## DIRECTIONS FOR THIS TASK
Collect and copy out every line of the material below that contains the string "Bills". Case counts.
## START SUPPLIED MATERIAL
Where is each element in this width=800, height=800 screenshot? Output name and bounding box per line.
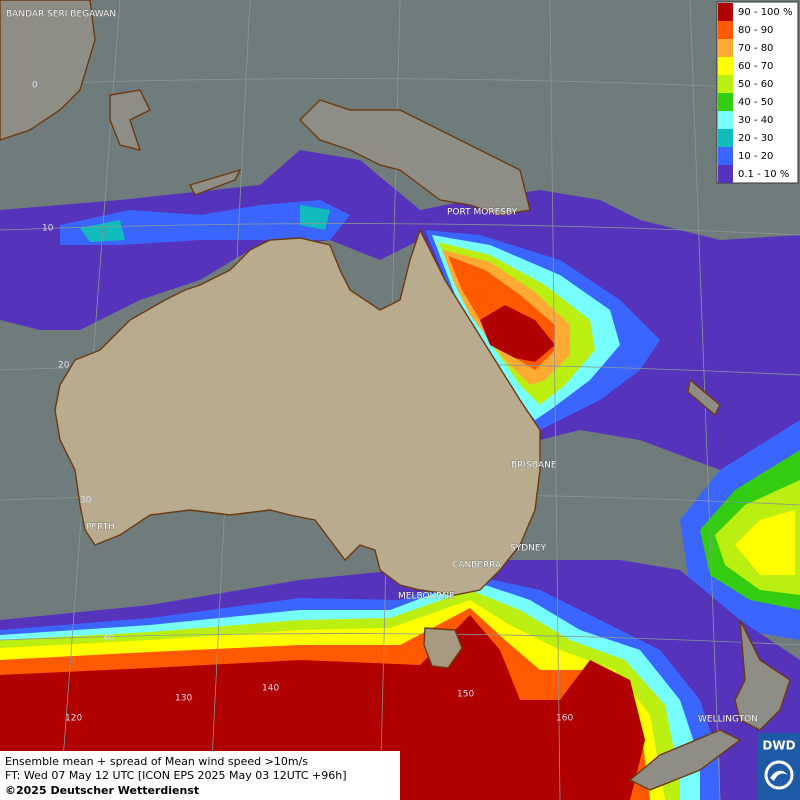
wind-area <box>80 205 330 242</box>
grid-label: 20 <box>58 361 70 371</box>
tasmania <box>423 627 463 669</box>
logo-icon <box>770 770 788 781</box>
city-label: MELBOURNE <box>398 592 455 602</box>
grid-label: 120 <box>65 714 82 724</box>
legend-label: 30 - 40 <box>738 115 773 126</box>
legend-label: 40 - 50 <box>738 97 773 108</box>
legend-label: 80 - 90 <box>738 25 773 36</box>
grid-label: 30 <box>80 496 92 506</box>
land <box>0 0 791 791</box>
legend-label: 10 - 20 <box>738 151 773 162</box>
legend-swatch <box>718 129 733 147</box>
wind-area <box>735 510 795 575</box>
wind-area <box>60 200 350 245</box>
nz-north <box>734 619 791 731</box>
legend-label: 0.1 - 10 % <box>738 169 789 180</box>
city-label: PERTH <box>86 523 115 533</box>
footer: Ensemble mean + spread of Mean wind spee… <box>0 751 400 800</box>
city-label: BRISBANE <box>511 461 557 471</box>
grid-label: 140 <box>262 684 279 694</box>
legend-swatch <box>718 3 733 21</box>
islands <box>189 168 721 417</box>
borneo <box>0 0 96 141</box>
logo-text: DWD <box>762 739 795 753</box>
grid-label: 40 <box>103 634 115 644</box>
legend-label: 60 - 70 <box>738 61 773 72</box>
grid-label: 150 <box>457 690 474 700</box>
footer-box <box>0 751 400 800</box>
legend-swatch <box>718 39 733 57</box>
nz-south <box>628 729 742 791</box>
city-label: WELLINGTON <box>698 715 758 725</box>
city-label: CANBERRA <box>452 561 502 571</box>
grid-label: 0 <box>32 81 38 91</box>
grid-label: 160 <box>556 714 573 724</box>
sulawesi <box>109 89 151 151</box>
legend-swatch <box>718 21 733 39</box>
logo-icon <box>764 760 794 790</box>
legend-label: 90 - 100 % <box>738 7 792 18</box>
legend-swatch <box>718 111 733 129</box>
legend-swatch <box>718 165 733 183</box>
legend-label: 50 - 60 <box>738 79 773 90</box>
new-guinea <box>299 99 531 216</box>
grid-label: 130 <box>175 694 192 704</box>
legend: 90 - 100 % 80 - 90 70 - 80 60 - 70 50 - 60 40… <box>716 1 799 184</box>
legend-label: 70 - 80 <box>738 43 773 54</box>
legend-swatch <box>718 75 733 93</box>
footer-text: FT: Wed 07 May 12 UTC [ICON EPS 2025 May… <box>5 769 347 782</box>
legend-label: 20 - 30 <box>738 133 773 144</box>
footer-text: ©2025 Deutscher Wetterdienst <box>5 784 199 797</box>
wind-area <box>480 305 555 362</box>
legend-swatch <box>718 93 733 111</box>
city-label: PORT MORESBY <box>447 208 518 218</box>
legend-swatch <box>718 57 733 75</box>
australia <box>54 228 541 596</box>
city-label: SYDNEY <box>510 544 547 554</box>
logo: DWD <box>758 733 800 800</box>
grid-label: 10 <box>42 224 54 234</box>
city-label: BANDAR SERI BEGAWAN <box>6 10 116 20</box>
legend-swatch <box>718 147 733 165</box>
footer-text: Ensemble mean + spread of Mean wind spee… <box>5 755 308 768</box>
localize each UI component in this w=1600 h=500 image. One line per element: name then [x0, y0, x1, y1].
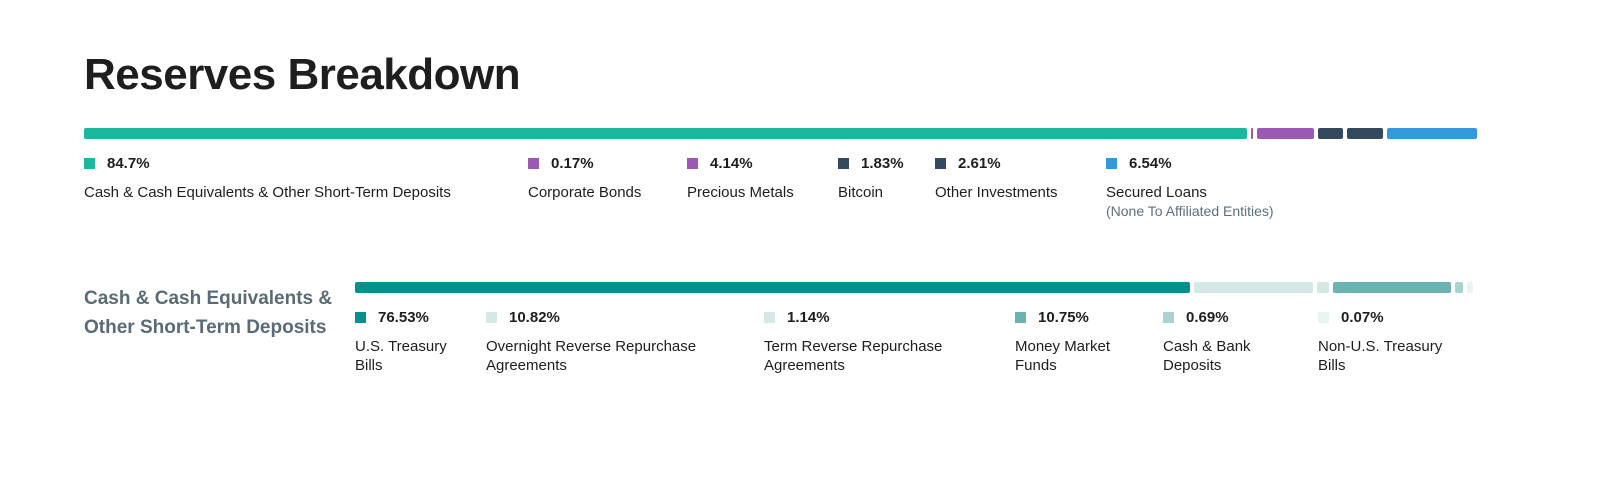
cash-bar-segment-2: [1194, 282, 1313, 293]
cash-bar-segment-6: [1467, 282, 1473, 293]
legend-percent: 2.61%: [958, 154, 1001, 172]
reserves-bar-segment-3: [1257, 128, 1315, 139]
cash-breakdown-title: Cash & Cash Equivalents & Other Short-Te…: [84, 288, 333, 338]
legend-swatch: [486, 311, 497, 323]
legend-swatch: [1106, 157, 1117, 169]
legend-swatch: [1015, 311, 1026, 323]
legend-percent: 10.75%: [1038, 308, 1089, 326]
legend-swatch: [935, 157, 946, 169]
legend-percent: 10.82%: [509, 308, 560, 326]
legend-label: Corporate Bonds: [528, 184, 642, 201]
reserves-legend-item-4: 1.83% Bitcoin: [838, 153, 928, 202]
reserves-bar-segment-1: [84, 128, 1247, 139]
cash-bar-segment-5: [1455, 282, 1463, 293]
page-title: Reserves Breakdown: [84, 50, 521, 99]
legend-percent: 0.17%: [551, 154, 594, 172]
legend-swatch: [1163, 311, 1174, 323]
legend-label: Other Investments: [935, 184, 1058, 201]
legend-percent: 1.14%: [787, 308, 830, 326]
legend-percent: 6.54%: [1129, 154, 1172, 172]
legend-percent: 84.7%: [107, 154, 150, 172]
legend-percent: 4.14%: [710, 154, 753, 172]
legend-swatch: [838, 157, 849, 169]
reserves-stacked-bar: [84, 128, 1477, 139]
legend-percent: 1.83%: [861, 154, 904, 172]
reserves-legend-item-1: 84.7% Cash & Cash Equivalents & Other Sho…: [84, 153, 524, 202]
reserves-legend: 84.7% Cash & Cash Equivalents & Other Sho…: [84, 153, 1484, 233]
legend-swatch: [355, 311, 366, 323]
reserves-bar-segment-2: [1250, 128, 1254, 139]
legend-label: Secured Loans: [1106, 184, 1207, 201]
legend-percent: 76.53%: [378, 308, 429, 326]
legend-swatch: [1318, 311, 1329, 323]
cash-stacked-bar: [355, 282, 1473, 293]
legend-label: Non-U.S. Treasury Bills: [1318, 338, 1443, 374]
cash-legend-item-2: 10.82% Overnight Reverse Repurchase Agree…: [486, 307, 746, 375]
reserves-bar-segment-4: [1318, 128, 1344, 139]
reserves-legend-item-3: 4.14% Precious Metals: [687, 153, 827, 202]
cash-legend-item-5: 0.69% Cash & Bank Deposits: [1163, 307, 1293, 375]
reserves-legend-item-6: 6.54% Secured Loans (None To Affiliated En…: [1106, 153, 1346, 220]
legend-percent: 0.69%: [1186, 308, 1229, 326]
legend-label: U.S. Treasury Bills: [355, 338, 447, 374]
reserves-legend-item-2: 0.17% Corporate Bonds: [528, 153, 678, 202]
cash-legend-item-3: 1.14% Term Reverse Repurchase Agreements: [764, 307, 994, 375]
cash-legend-item-6: 0.07% Non-U.S. Treasury Bills: [1318, 307, 1458, 375]
legend-swatch: [764, 311, 775, 323]
reserves-bar-segment-5: [1347, 128, 1384, 139]
reserves-bar-segment-6: [1387, 128, 1477, 139]
legend-label: Cash & Bank Deposits: [1163, 338, 1251, 374]
legend-label: Precious Metals: [687, 184, 794, 201]
legend-label: Overnight Reverse Repurchase Agreements: [486, 338, 697, 374]
reserves-legend-item-5: 2.61% Other Investments: [935, 153, 1095, 202]
cash-legend: 76.53% U.S. Treasury Bills 10.82% Overnight…: [355, 307, 1485, 387]
cash-bar-segment-1: [355, 282, 1191, 293]
legend-label: Term Reverse Repurchase Agreements: [764, 338, 943, 374]
legend-swatch: [528, 157, 539, 169]
legend-label: Bitcoin: [838, 184, 884, 201]
cash-legend-item-1: 76.53% U.S. Treasury Bills: [355, 307, 465, 375]
legend-label: Cash & Cash Equivalents & Other Short-Te…: [84, 184, 451, 201]
cash-bar-segment-4: [1333, 282, 1452, 293]
legend-label: Money Market Funds: [1015, 338, 1111, 374]
legend-sublabel: (None To Affiliated Entities): [1106, 203, 1274, 219]
legend-swatch: [687, 157, 698, 169]
cash-legend-item-4: 10.75% Money Market Funds: [1015, 307, 1145, 375]
legend-swatch: [84, 157, 95, 169]
cash-bar-segment-3: [1316, 282, 1330, 293]
legend-percent: 0.07%: [1341, 308, 1384, 326]
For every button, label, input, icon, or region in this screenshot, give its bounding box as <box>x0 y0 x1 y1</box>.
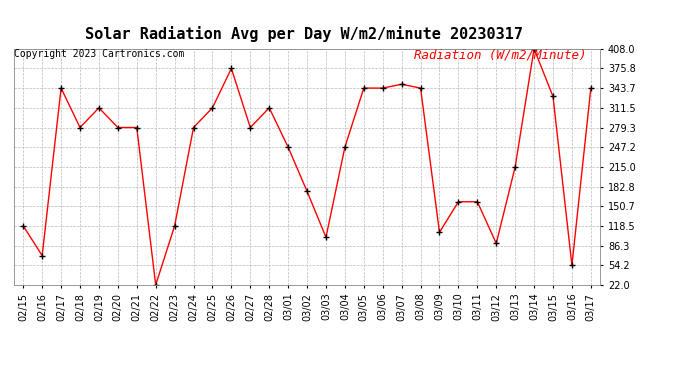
Text: Radiation (W/m2/Minute): Radiation (W/m2/Minute) <box>414 49 586 62</box>
Text: Copyright 2023 Cartronics.com: Copyright 2023 Cartronics.com <box>14 49 184 59</box>
Text: Solar Radiation Avg per Day W/m2/minute 20230317: Solar Radiation Avg per Day W/m2/minute … <box>85 26 522 42</box>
## END SUPPLIED MATERIAL
## EXERCISE OUTPUT
legend-label: Non-U.S. Treasury Bills: [1318, 338, 1443, 374]
legend-label: U.S. Treasury Bills: [355, 338, 447, 374]
cash-legend-item-6: 0.07% Non-U.S. Treasury Bills: [1318, 307, 1458, 375]
cash-legend: 76.53% U.S. Treasury Bills 10.82% Overnight…: [355, 307, 1485, 387]
cash-legend-item-1: 76.53% U.S. Treasury Bills: [355, 307, 465, 375]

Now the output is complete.